* Start Input data *

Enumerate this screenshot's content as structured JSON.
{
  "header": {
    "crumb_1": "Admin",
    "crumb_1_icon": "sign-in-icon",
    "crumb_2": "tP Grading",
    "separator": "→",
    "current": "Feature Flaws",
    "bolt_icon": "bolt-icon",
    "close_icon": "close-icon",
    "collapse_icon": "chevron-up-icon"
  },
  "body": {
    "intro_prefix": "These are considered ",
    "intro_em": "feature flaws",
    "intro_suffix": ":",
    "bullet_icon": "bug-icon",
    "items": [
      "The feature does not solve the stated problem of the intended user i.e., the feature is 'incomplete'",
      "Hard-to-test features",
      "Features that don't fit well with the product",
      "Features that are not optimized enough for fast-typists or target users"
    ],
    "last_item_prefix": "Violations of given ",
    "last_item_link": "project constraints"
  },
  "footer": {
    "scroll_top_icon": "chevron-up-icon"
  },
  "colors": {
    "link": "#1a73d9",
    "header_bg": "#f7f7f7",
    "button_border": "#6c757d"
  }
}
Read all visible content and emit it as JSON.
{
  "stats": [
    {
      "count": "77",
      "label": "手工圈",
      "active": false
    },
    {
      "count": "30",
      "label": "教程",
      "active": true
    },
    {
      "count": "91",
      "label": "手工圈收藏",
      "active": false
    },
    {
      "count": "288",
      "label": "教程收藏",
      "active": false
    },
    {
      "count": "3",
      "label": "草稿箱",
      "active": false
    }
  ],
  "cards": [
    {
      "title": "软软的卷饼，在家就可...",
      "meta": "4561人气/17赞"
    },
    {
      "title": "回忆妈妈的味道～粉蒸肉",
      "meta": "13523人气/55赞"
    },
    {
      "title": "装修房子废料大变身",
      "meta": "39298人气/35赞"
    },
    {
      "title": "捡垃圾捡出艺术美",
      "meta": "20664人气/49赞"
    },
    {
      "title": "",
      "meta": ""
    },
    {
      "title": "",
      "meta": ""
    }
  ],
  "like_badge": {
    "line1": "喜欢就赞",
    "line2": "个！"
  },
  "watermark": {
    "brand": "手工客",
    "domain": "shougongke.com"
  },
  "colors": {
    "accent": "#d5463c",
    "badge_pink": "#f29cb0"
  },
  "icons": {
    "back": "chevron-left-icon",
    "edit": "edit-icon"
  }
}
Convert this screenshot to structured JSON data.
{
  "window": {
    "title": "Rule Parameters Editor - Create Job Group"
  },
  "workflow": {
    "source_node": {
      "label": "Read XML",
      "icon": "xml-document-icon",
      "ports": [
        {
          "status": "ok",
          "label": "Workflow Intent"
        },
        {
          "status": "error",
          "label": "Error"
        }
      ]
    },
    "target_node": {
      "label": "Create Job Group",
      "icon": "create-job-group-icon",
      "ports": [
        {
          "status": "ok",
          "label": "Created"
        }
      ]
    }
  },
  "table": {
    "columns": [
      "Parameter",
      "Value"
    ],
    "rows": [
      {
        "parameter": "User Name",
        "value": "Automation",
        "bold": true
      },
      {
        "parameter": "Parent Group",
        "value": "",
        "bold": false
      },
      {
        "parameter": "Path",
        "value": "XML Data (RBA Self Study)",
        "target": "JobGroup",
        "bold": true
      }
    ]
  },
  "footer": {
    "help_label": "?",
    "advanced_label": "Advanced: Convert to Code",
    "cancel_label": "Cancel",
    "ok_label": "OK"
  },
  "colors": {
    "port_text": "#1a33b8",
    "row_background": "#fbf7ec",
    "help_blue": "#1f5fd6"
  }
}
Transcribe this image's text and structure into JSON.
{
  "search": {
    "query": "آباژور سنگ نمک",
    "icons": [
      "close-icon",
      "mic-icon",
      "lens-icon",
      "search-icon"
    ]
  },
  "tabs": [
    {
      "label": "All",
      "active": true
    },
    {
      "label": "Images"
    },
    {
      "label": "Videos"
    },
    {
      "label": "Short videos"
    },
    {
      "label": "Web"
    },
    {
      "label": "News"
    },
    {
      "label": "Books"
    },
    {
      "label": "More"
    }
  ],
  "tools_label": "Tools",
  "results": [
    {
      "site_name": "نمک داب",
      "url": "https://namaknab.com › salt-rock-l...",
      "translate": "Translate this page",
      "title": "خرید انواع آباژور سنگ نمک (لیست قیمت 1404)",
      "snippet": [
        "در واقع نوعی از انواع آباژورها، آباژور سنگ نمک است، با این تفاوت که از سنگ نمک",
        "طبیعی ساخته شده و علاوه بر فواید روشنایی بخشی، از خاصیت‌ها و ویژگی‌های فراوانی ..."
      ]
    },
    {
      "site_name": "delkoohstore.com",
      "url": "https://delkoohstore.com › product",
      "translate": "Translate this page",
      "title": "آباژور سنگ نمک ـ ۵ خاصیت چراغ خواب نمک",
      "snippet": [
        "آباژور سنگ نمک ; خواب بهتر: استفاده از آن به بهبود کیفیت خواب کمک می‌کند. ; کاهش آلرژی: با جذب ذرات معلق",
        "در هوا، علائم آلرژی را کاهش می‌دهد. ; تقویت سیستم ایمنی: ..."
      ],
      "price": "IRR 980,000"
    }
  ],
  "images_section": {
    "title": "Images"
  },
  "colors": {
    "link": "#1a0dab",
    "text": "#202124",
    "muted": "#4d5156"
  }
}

* End Input data *

▸ Task details:
Look for the word "https" in every line of the listing and copy the lines that have it.

▸ Answer to the problem:
      "url": "https://namaknab.com › salt-rock-l...",
      "url": "https://delkoohstore.com › product",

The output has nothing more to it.